Record extracts:
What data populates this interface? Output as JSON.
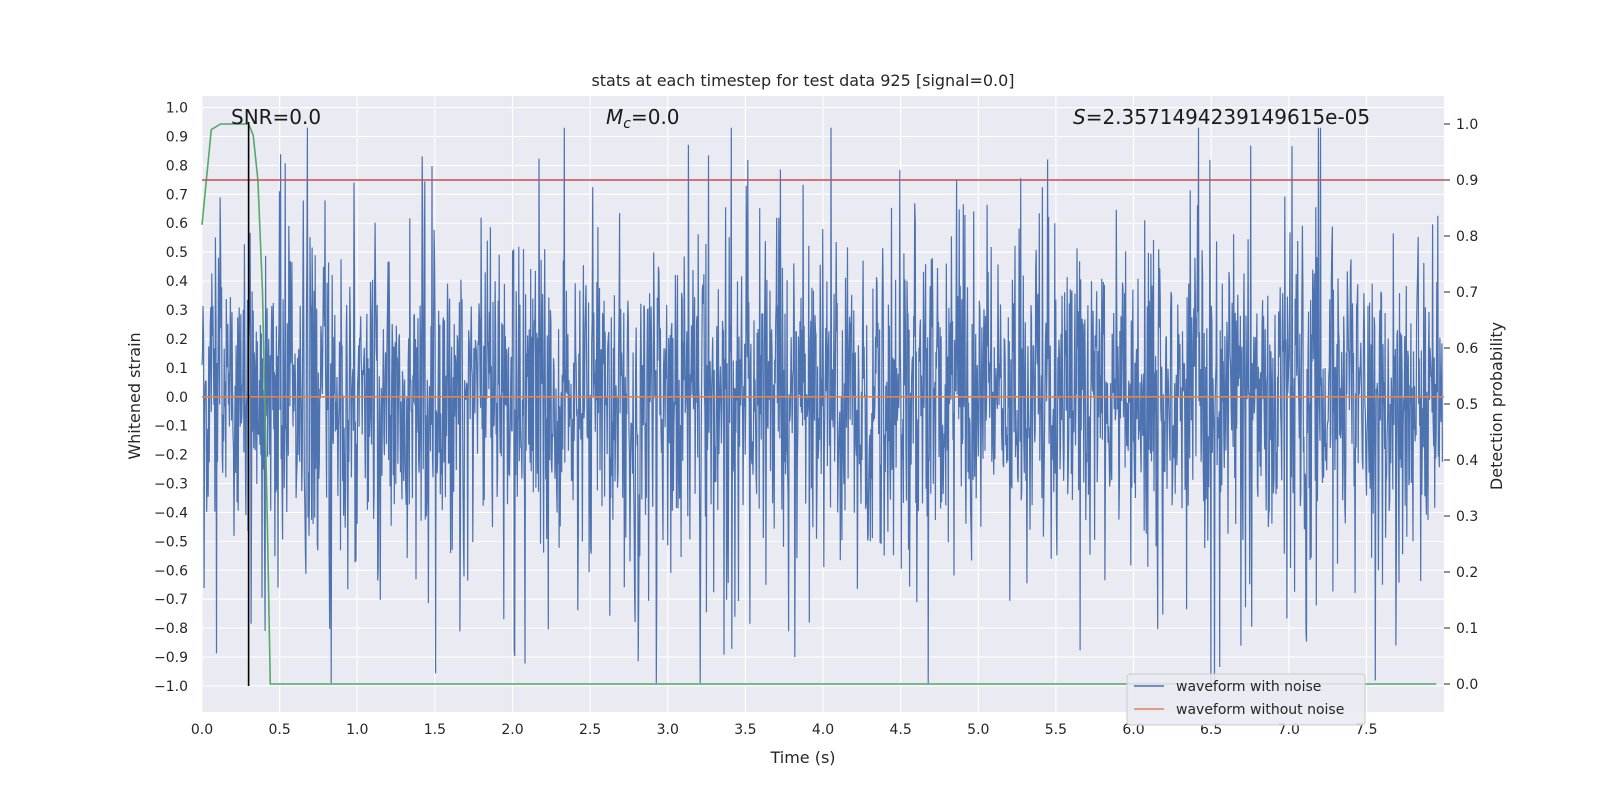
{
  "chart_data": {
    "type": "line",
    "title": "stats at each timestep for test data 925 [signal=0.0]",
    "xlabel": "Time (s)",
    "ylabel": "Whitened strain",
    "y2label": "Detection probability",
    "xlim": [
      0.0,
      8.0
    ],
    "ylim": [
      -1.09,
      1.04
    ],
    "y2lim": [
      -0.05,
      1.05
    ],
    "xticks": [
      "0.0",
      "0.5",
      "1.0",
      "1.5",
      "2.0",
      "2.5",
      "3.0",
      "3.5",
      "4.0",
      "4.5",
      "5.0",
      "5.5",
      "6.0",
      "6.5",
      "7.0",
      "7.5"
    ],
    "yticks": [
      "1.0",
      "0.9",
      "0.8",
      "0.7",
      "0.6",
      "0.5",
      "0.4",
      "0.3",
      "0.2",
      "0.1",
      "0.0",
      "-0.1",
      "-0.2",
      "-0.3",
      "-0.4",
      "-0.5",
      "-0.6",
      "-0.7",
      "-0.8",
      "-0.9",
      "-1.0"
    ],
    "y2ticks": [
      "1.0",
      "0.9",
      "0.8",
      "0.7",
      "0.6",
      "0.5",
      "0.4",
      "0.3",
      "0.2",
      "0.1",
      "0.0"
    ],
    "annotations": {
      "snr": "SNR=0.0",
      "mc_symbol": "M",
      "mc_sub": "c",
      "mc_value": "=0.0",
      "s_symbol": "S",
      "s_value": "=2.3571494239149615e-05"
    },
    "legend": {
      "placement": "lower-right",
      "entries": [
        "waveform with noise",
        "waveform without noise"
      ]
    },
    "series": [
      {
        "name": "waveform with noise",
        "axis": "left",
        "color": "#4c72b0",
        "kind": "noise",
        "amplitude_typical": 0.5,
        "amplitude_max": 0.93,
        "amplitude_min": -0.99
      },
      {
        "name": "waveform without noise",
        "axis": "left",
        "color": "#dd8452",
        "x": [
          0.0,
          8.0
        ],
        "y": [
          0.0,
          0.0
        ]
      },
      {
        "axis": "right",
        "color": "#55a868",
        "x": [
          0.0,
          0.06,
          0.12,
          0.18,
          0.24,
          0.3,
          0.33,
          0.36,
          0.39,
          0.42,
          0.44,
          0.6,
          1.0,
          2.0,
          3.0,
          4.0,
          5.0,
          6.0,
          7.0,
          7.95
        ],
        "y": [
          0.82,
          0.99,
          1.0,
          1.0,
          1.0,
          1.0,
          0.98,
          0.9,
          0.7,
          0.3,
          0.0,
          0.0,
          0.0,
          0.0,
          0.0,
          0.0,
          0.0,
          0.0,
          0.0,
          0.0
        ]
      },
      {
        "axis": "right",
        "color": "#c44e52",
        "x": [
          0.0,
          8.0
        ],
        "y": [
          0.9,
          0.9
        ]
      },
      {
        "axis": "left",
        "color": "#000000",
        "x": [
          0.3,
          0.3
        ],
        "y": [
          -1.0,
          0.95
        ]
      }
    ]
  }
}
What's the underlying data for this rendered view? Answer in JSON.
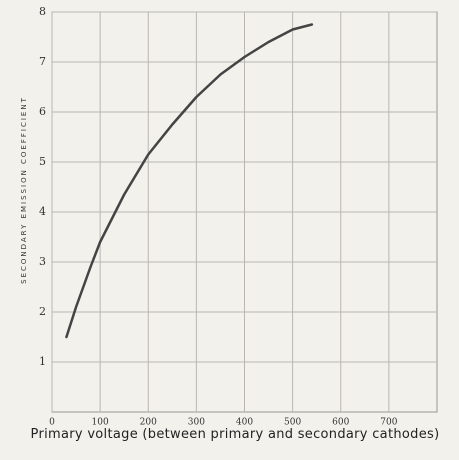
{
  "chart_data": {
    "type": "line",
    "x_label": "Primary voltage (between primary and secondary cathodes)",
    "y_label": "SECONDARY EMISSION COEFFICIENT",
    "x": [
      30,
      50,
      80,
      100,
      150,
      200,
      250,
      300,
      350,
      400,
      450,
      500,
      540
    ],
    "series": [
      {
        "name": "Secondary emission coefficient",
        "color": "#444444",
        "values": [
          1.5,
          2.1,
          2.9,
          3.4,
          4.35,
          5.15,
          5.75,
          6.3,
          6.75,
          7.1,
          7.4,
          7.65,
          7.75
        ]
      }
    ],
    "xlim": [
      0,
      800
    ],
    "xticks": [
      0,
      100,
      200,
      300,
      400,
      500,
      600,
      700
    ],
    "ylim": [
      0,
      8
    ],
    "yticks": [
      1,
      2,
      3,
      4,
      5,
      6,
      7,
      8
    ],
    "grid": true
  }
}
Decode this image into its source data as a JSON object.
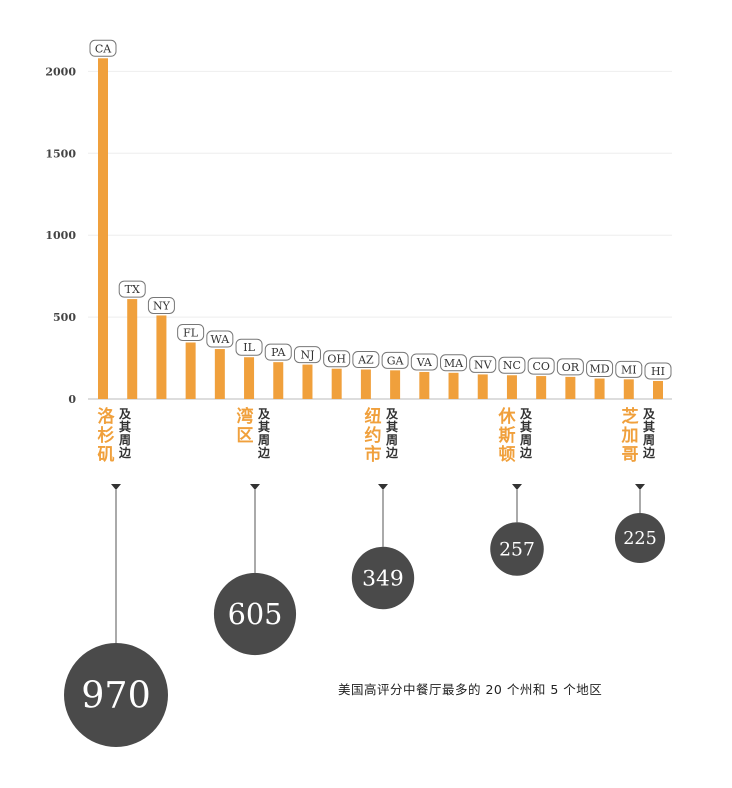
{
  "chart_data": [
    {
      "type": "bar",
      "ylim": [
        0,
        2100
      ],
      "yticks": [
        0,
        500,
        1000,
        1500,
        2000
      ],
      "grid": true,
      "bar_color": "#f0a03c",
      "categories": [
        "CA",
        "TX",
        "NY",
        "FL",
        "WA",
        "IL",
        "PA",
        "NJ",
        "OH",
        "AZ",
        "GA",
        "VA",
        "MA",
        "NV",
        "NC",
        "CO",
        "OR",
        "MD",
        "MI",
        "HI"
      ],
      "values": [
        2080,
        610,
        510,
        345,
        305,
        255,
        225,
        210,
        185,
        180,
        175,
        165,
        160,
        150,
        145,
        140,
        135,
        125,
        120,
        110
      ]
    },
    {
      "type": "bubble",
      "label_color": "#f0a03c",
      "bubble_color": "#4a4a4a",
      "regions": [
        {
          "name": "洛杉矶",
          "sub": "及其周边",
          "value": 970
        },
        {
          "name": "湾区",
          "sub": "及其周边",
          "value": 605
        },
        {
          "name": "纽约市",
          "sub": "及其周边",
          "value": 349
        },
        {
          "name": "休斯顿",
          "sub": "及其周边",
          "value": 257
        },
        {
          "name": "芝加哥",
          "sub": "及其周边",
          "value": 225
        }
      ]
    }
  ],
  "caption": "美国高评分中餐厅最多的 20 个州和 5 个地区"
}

Exercise task:
From the listing above, copy every line that holds the string "waveform".

Task output:
        "waveform with noise",
        "waveform without noise"
        "name": "waveform with noise",
        "name": "waveform without noise",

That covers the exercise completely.